**AIM OF THE EXERCISE:** Retype, word for word, every line starting at the line with "What data populates" and ending with the final line of the entries; skip the pictures.
○ ○ ○ ○
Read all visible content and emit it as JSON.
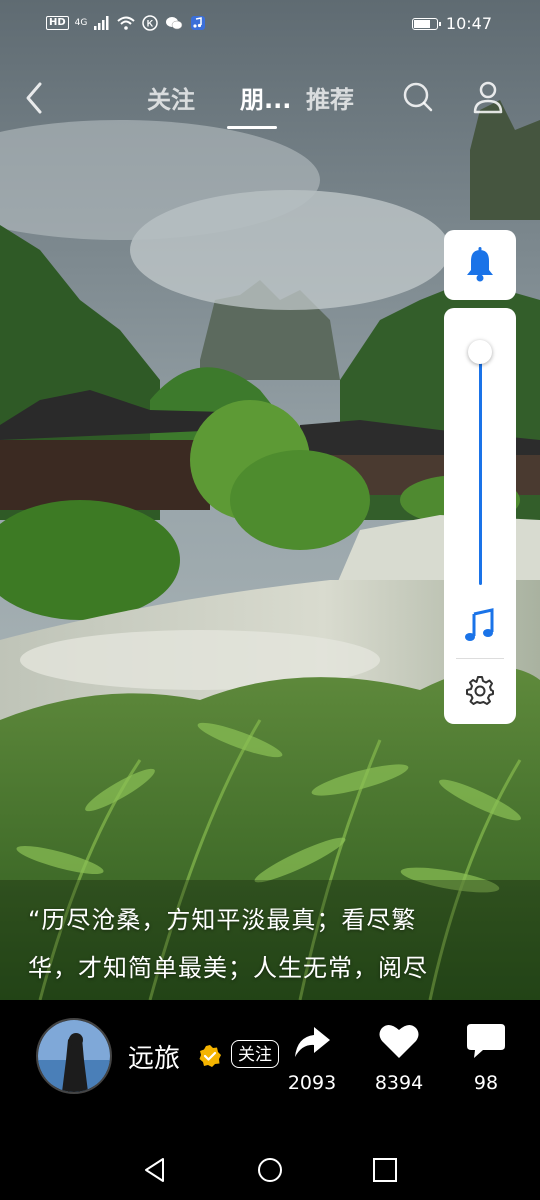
{
  "status_bar": {
    "network_badge": "HD",
    "network_type": "4G",
    "time": "10:47",
    "battery_level": 0.8,
    "icons": [
      "signal-icon",
      "wifi-icon",
      "k-app-icon",
      "wechat-icon",
      "music-app-icon",
      "battery-icon"
    ]
  },
  "top_nav": {
    "tabs": [
      {
        "label": "关注",
        "active": false
      },
      {
        "label": "朋...",
        "active": true
      },
      {
        "label": "推荐",
        "active": false
      }
    ],
    "icons": [
      "back-icon",
      "search-icon",
      "user-icon"
    ]
  },
  "side_panel": {
    "volume_level": 1.0,
    "icons": [
      "bell-icon",
      "music-note-icon",
      "gear-icon"
    ],
    "accent_color": "#1a73e8"
  },
  "caption": {
    "line1": "“历尽沧桑，方知平淡最真；看尽繁",
    "line2": "华，才知简单最美；人生无常，阅尽"
  },
  "author": {
    "name": "远旅",
    "follow_label": "关注",
    "verified_color": "#f5b400"
  },
  "actions": {
    "share_count": "2093",
    "like_count": "8394",
    "comment_count": "98"
  },
  "system_nav": {
    "icons": [
      "back-triangle-icon",
      "home-circle-icon",
      "recents-square-icon"
    ]
  }
}
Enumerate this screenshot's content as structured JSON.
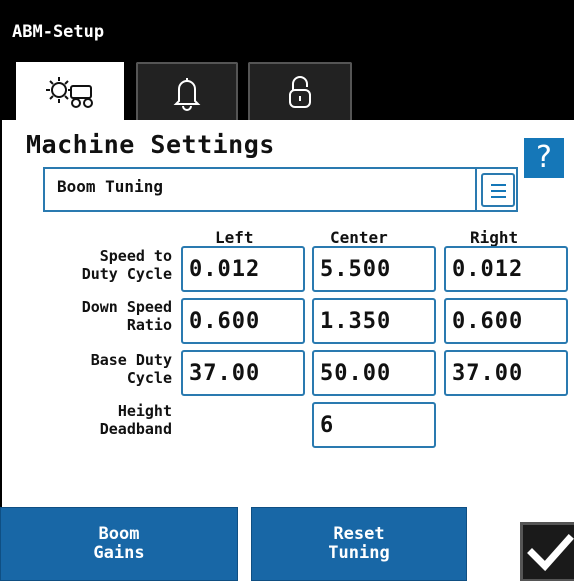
{
  "window": {
    "title": "ABM-Setup"
  },
  "tabs": [
    {
      "icon": "gear-machine-icon",
      "active": true
    },
    {
      "icon": "bell-icon",
      "active": false
    },
    {
      "icon": "lock-icon",
      "active": false
    }
  ],
  "section": {
    "title": "Machine Settings",
    "help_label": "?"
  },
  "dropdown": {
    "value": "Boom Tuning",
    "icon": "menu-icon"
  },
  "columns": [
    "Left",
    "Center",
    "Right"
  ],
  "rows": [
    {
      "label_line1": "Speed to",
      "label_line2": "Duty Cycle",
      "values": [
        "0.012",
        "5.500",
        "0.012"
      ]
    },
    {
      "label_line1": "Down Speed",
      "label_line2": "Ratio",
      "values": [
        "0.600",
        "1.350",
        "0.600"
      ]
    },
    {
      "label_line1": "Base Duty",
      "label_line2": "Cycle",
      "values": [
        "37.00",
        "50.00",
        "37.00"
      ]
    },
    {
      "label_line1": "Height",
      "label_line2": "Deadband",
      "values": [
        "6"
      ]
    }
  ],
  "buttons": {
    "boom_gains": {
      "line1": "Boom",
      "line2": "Gains"
    },
    "reset_tuning": {
      "line1": "Reset",
      "line2": "Tuning"
    },
    "confirm_icon": "checkmark-icon"
  },
  "colors": {
    "accent": "#1577b8",
    "button": "#1867a6",
    "titlebar": "#000000"
  }
}
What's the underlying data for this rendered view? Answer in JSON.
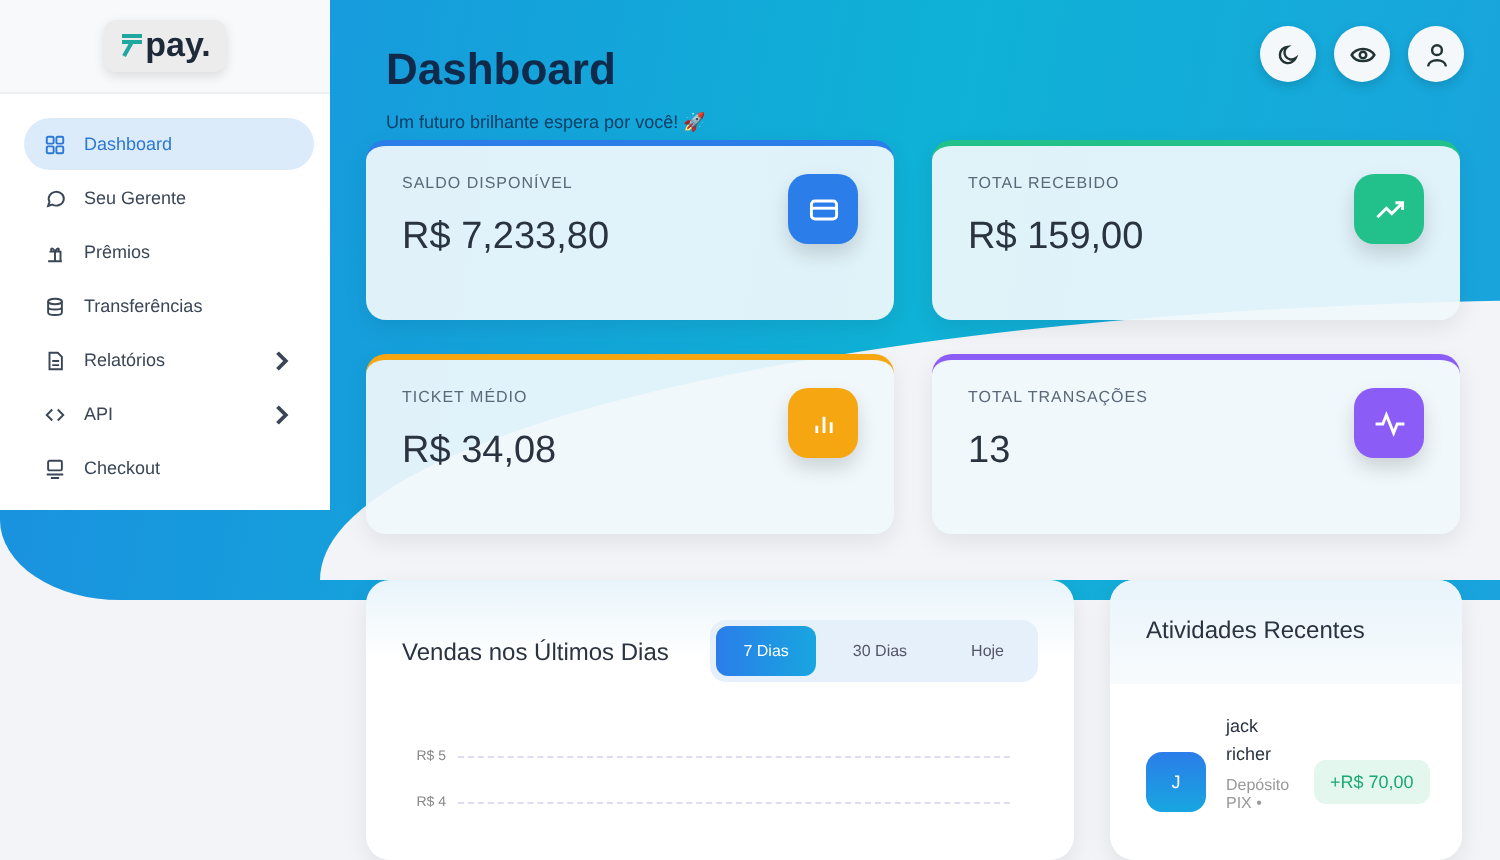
{
  "sidebar": {
    "logo": "pay.",
    "items": [
      {
        "label": "Dashboard",
        "selected": true,
        "expandable": false
      },
      {
        "label": "Seu Gerente",
        "selected": false,
        "expandable": false
      },
      {
        "label": "Prêmios",
        "selected": false,
        "expandable": false
      },
      {
        "label": "Transferências",
        "selected": false,
        "expandable": false
      },
      {
        "label": "Relatórios",
        "selected": false,
        "expandable": true
      },
      {
        "label": "API",
        "selected": false,
        "expandable": true
      },
      {
        "label": "Checkout",
        "selected": false,
        "expandable": false
      }
    ]
  },
  "header": {
    "title": "Dashboard",
    "subtitle": "Um futuro brilhante espera por você! 🚀"
  },
  "stats": [
    {
      "label": "SALDO DISPONÍVEL",
      "value": "R$ 7,233,80",
      "color": "#2b7de9"
    },
    {
      "label": "TOTAL RECEBIDO",
      "value": "R$ 159,00",
      "color": "#22c08a"
    },
    {
      "label": "TICKET MÉDIO",
      "value": "R$ 34,08",
      "color": "#f5a611"
    },
    {
      "label": "TOTAL TRANSAÇÕES",
      "value": "13",
      "color": "#8b5cf6"
    }
  ],
  "sales": {
    "title": "Vendas nos Últimos Dias",
    "tabs": [
      {
        "label": "7 Dias",
        "selected": true
      },
      {
        "label": "30 Dias",
        "selected": false
      },
      {
        "label": "Hoje",
        "selected": false
      }
    ],
    "y_tick_labels": [
      "R$ 5",
      "R$ 4"
    ]
  },
  "activity": {
    "title": "Atividades Recentes",
    "items": [
      {
        "initial": "J",
        "name": "jack richer",
        "description": "Depósito PIX •",
        "amount": "+R$ 70,00"
      }
    ]
  }
}
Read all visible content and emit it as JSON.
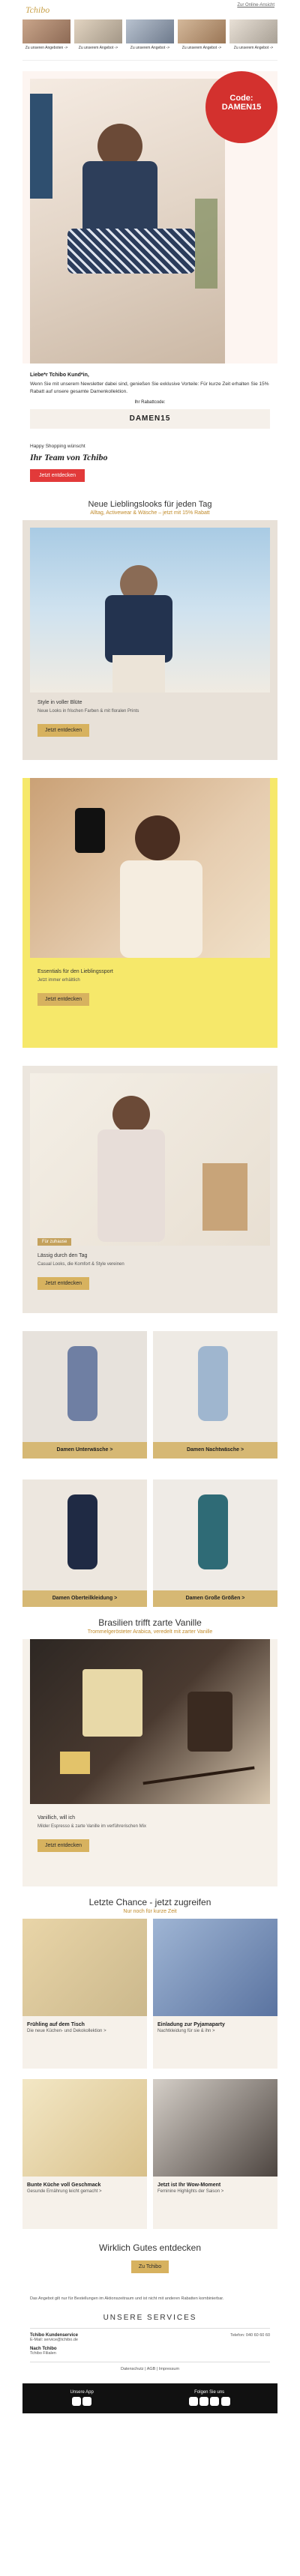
{
  "topbar": {
    "brand": "Tchibo",
    "link": "Zur Online-Ansicht"
  },
  "nav": [
    {
      "label": "Zu unseren Angeboten ->"
    },
    {
      "label": "Zu unserem Angebot ->"
    },
    {
      "label": "Zu unserem Angebot ->"
    },
    {
      "label": "Zu unserem Angebot ->"
    },
    {
      "label": "Zu unserem Angebot ->"
    }
  ],
  "hero": {
    "badge_top": "Code:",
    "badge_code": "DAMEN15"
  },
  "intro": {
    "greeting": "Liebe*r Tchibo Kund*in,",
    "text": "Wenn Sie mit unserem Newsletter dabei sind, genießen Sie exklusive Vorteile: Für kurze Zeit erhalten Sie 15% Rabatt auf unsere gesamte Damenkollektion.",
    "code_label": "Ihr Rabattcode:",
    "code": "DAMEN15",
    "signoff": "Happy Shopping wünscht",
    "signature": "Ihr Team von Tchibo",
    "cta": "Jetzt entdecken"
  },
  "section_title": "Neue Lieblingslooks für jeden Tag",
  "section_sub": "Alltag, Activewear & Wäsche – jetzt mit 15% Rabatt",
  "block1": {
    "title": "Style in voller Blüte",
    "desc": "Neue Looks in frischen Farben & mit floralen Prints",
    "cta": "Jetzt entdecken"
  },
  "block2": {
    "title": "Essentials für den Lieblingssport",
    "desc": "Jetzt immer erhältlich",
    "cta": "Jetzt entdecken"
  },
  "block3": {
    "badge": "Für zuhause",
    "title": "Lässig durch den Tag",
    "desc": "Casual Looks, die Komfort & Style vereinen",
    "cta": "Jetzt entdecken"
  },
  "grid": [
    {
      "label": "Damen Unterwäsche >"
    },
    {
      "label": "Damen Nachtwäsche >"
    },
    {
      "label": "Damen Oberteilkleidung >"
    },
    {
      "label": "Damen Große Größen >"
    }
  ],
  "coffee": {
    "headline": "Brasilien trifft zarte Vanille",
    "sub": "Trommelgerösteter Arabica, veredelt mit zarter Vanille",
    "title": "Vanillich, will ich",
    "desc": "Milder Espresso & zarte Vanille im verführerischen Mix",
    "cta": "Jetzt entdecken"
  },
  "last": {
    "title": "Letzte Chance - jetzt zugreifen",
    "sub": "Nur noch für kurze Zeit"
  },
  "products": [
    {
      "title": "Frühling auf dem Tisch",
      "desc": "Die neue Küchen- und Dekokollektion >"
    },
    {
      "title": "Einladung zur Pyjamaparty",
      "desc": "Nachtkleidung für sie & ihn >"
    },
    {
      "title": "Bunte Küche voll Geschmack",
      "desc": "Gesunde Ernährung leicht gemacht >"
    },
    {
      "title": "Jetzt ist Ihr Wow-Moment",
      "desc": "Feminine Highlights der Saison >"
    }
  ],
  "discover": {
    "title": "Wirklich Gutes entdecken",
    "cta": "Zu Tchibo"
  },
  "legal": {
    "text": "Das Angebot gilt nur für Bestellungen im Aktionszeitraum und ist nicht mit anderen Rabatten kombinierbar.",
    "services_title": "UNSERE SERVICES",
    "service1_title": "Tchibo Kundenservice",
    "service1_line1": "E-Mail: service@tchibo.de",
    "service1_line2": "Telefon: 040 60 60 60",
    "service2_title": "Nach Tchibo",
    "service2_line1": "Tchibo Filialen",
    "privacy": "Datenschutz | AGB | Impressum",
    "app_label": "Unsere App",
    "follow_label": "Folgen Sie uns"
  }
}
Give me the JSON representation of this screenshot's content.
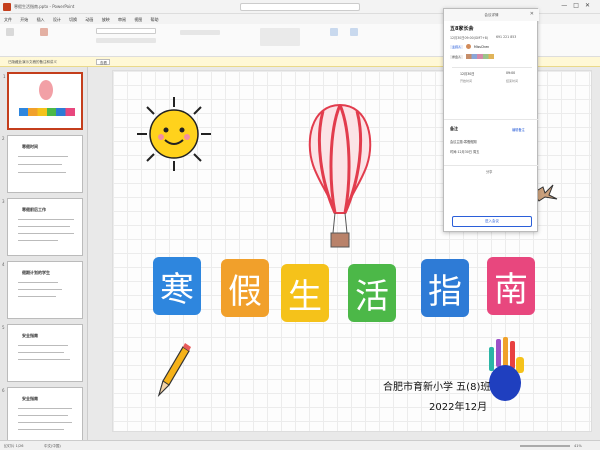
{
  "app": {
    "window_title": "寒假生活指南.pptx - PowerPoint",
    "search_placeholder": "搜索"
  },
  "menu": [
    "文件",
    "开始",
    "插入",
    "设计",
    "切换",
    "动画",
    "放映",
    "审阅",
    "视图",
    "帮助"
  ],
  "notice": {
    "text": "已隐藏此演示文稿的备注和讲义",
    "button": "查看"
  },
  "thumbnails": [
    {
      "num": "1",
      "title": ""
    },
    {
      "num": "2",
      "title": "寒假时间"
    },
    {
      "num": "3",
      "title": "寒假前后工作"
    },
    {
      "num": "4",
      "title": "假期计划的学生"
    },
    {
      "num": "5",
      "title": "安全指南"
    },
    {
      "num": "6",
      "title": "安全指南"
    }
  ],
  "slide": {
    "chars": [
      "寒",
      "假",
      "生",
      "活",
      "指",
      "南"
    ],
    "school": "合肥市育新小学 五(8)班",
    "date": "2022年12月"
  },
  "meeting": {
    "header": "会议详情",
    "title": "五8家长会",
    "time": "12月30日09:00(GMT+8)",
    "meeting_id": "691 221 853",
    "host_label": "主持人",
    "host": "MissChen",
    "participants_label": "参会人",
    "start": "12月30日",
    "end": "09:00",
    "start_label": "开始时间",
    "end_label": "结束时间",
    "notes_header": "备注",
    "notes_edit": "编辑备注",
    "notes_line1": "会议主题:寒假假期",
    "notes_line2": "时间:12月30日 周五",
    "join_button": "进入会议",
    "share": "分享"
  },
  "status": {
    "slide_info": "幻灯片 1/26",
    "lang": "中文(中国)",
    "zoom": "41%"
  },
  "colors": {
    "tile1": "#2e86de",
    "tile2": "#f1a02b",
    "tile3": "#f5c21a",
    "tile4": "#4cb848",
    "tile5": "#2e7bd6",
    "tile6": "#e8477e",
    "accent": "#c43e1c"
  }
}
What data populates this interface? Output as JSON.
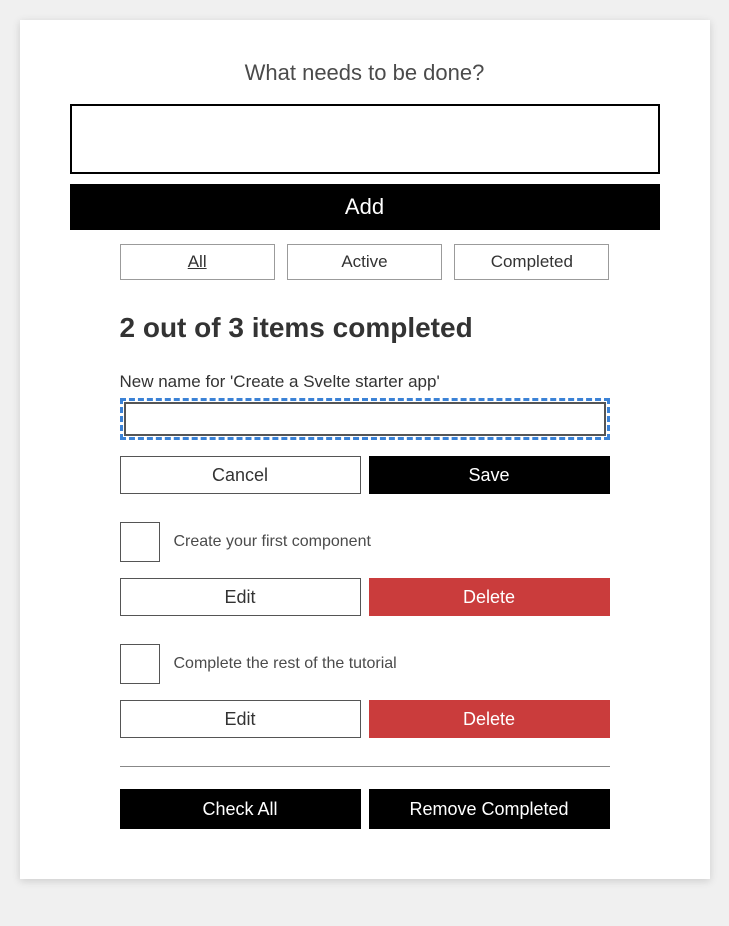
{
  "form": {
    "label": "What needs to be done?",
    "add_button": "Add"
  },
  "filters": {
    "all": "All",
    "active": "Active",
    "completed": "Completed"
  },
  "status_heading": "2 out of 3 items completed",
  "editing": {
    "label": "New name for 'Create a Svelte starter app'",
    "value": "",
    "cancel": "Cancel",
    "save": "Save"
  },
  "todos": [
    {
      "label": "Create your first component",
      "edit": "Edit",
      "delete": "Delete"
    },
    {
      "label": "Complete the rest of the tutorial",
      "edit": "Edit",
      "delete": "Delete"
    }
  ],
  "footer": {
    "check_all": "Check All",
    "remove_completed": "Remove Completed"
  }
}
○ ○ ○ ○
**EXERCISE RESPONSE:**
What data populates this interface? Output as JSON.
{
  "form": {
    "label": "What needs to be done?",
    "add_button": "Add"
  },
  "filters": {
    "all": "All",
    "active": "Active",
    "completed": "Completed"
  },
  "status_heading": "2 out of 3 items completed",
  "editing": {
    "label": "New name for 'Create a Svelte starter app'",
    "value": "",
    "cancel": "Cancel",
    "save": "Save"
  },
  "todos": [
    {
      "label": "Create your first component",
      "edit": "Edit",
      "delete": "Delete"
    },
    {
      "label": "Complete the rest of the tutorial",
      "edit": "Edit",
      "delete": "Delete"
    }
  ],
  "footer": {
    "check_all": "Check All",
    "remove_completed": "Remove Completed"
  }
}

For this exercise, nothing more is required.